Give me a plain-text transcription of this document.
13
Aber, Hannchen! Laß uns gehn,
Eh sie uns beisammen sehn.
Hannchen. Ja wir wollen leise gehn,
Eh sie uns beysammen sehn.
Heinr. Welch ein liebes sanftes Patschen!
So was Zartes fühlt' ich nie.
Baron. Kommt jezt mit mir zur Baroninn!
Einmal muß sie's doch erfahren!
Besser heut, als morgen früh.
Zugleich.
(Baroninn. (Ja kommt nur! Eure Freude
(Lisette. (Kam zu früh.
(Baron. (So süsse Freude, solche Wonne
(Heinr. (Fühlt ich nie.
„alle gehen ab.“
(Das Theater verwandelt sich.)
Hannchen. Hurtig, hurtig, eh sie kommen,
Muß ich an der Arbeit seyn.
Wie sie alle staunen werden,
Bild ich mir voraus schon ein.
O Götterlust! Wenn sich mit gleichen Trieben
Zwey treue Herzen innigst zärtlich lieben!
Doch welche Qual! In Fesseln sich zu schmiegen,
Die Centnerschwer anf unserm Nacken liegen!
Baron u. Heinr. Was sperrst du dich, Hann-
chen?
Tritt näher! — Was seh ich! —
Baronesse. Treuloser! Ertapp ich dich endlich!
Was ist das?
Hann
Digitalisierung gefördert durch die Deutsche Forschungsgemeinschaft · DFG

Description of the task - Retype all of the data shown above, word for word.

Expected output -
Give me a plain-text transcription of this document.
13
Aber, Hannchen! Laß uns gehn,
Eh sie uns beisammen sehn.
Hannchen. Ja wir wollen leise gehn,
Eh sie uns beysammen sehn.
Heinr. Welch ein liebes sanftes Patschen!
So was Zartes fühlt' ich nie.
Baron. Kommt jezt mit mir zur Baroninn!
Einmal muß sie's doch erfahren!
Besser heut, als morgen früh.
Zugleich.
(Baroninn. (Ja kommt nur! Eure Freude
(Lisette. (Kam zu früh.
(Baron. (So süsse Freude, solche Wonne
(Heinr. (Fühlt ich nie.
„alle gehen ab.“
(Das Theater verwandelt sich.)
Hannchen. Hurtig, hurtig, eh sie kommen,
Muß ich an der Arbeit seyn.
Wie sie alle staunen werden,
Bild ich mir voraus schon ein.
O Götterlust! Wenn sich mit gleichen Trieben
Zwey treue Herzen innigst zärtlich lieben!
Doch welche Qual! In Fesseln sich zu schmiegen,
Die Centnerschwer anf unserm Nacken liegen!
Baron u. Heinr. Was sperrst du dich, Hann-
chen?
Tritt näher! — Was seh ich! —
Baronesse. Treuloser! Ertapp ich dich endlich!
Was ist das?
Hann
Digitalisierung gefördert durch die Deutsche Forschungsgemeinschaft · DFG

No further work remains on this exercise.